Problem to work on –
Check each line of the records below and collect those that include the word "nothingness".

Task inputs –
__________________________________________________

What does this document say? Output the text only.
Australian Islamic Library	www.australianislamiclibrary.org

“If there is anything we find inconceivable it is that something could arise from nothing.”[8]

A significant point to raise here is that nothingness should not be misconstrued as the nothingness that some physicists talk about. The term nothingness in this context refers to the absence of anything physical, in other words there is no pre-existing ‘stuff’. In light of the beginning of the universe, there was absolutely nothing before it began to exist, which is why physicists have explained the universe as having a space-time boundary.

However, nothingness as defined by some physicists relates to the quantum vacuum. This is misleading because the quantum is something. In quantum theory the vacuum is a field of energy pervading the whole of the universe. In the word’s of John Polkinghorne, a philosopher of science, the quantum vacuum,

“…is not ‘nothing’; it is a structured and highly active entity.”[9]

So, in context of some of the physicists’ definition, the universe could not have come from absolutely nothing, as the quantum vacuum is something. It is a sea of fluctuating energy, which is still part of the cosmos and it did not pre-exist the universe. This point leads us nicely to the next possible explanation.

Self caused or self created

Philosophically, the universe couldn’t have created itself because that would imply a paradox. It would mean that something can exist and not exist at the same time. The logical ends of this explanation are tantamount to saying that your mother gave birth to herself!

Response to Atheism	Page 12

__________________________________________________

Result of this exercise –
A significant point to raise here is that nothingness should not be misconstrued as the nothingness that some physicists talk about. The term nothingness in this context refers to the absence of anything physical, in other words there is no pre-existing ‘stuff’. In light of the beginning of the universe, there was absolutely nothing before it began to exist, which is why physicists have explained the universe as having a space-time boundary.
However, nothingness as defined by some physicists relates to the quantum vacuum. This is misleading because the quantum is something. In quantum theory the vacuum is a field of energy pervading the whole of the universe. In the word’s of John Polkinghorne, a philosopher of science, the quantum vacuum,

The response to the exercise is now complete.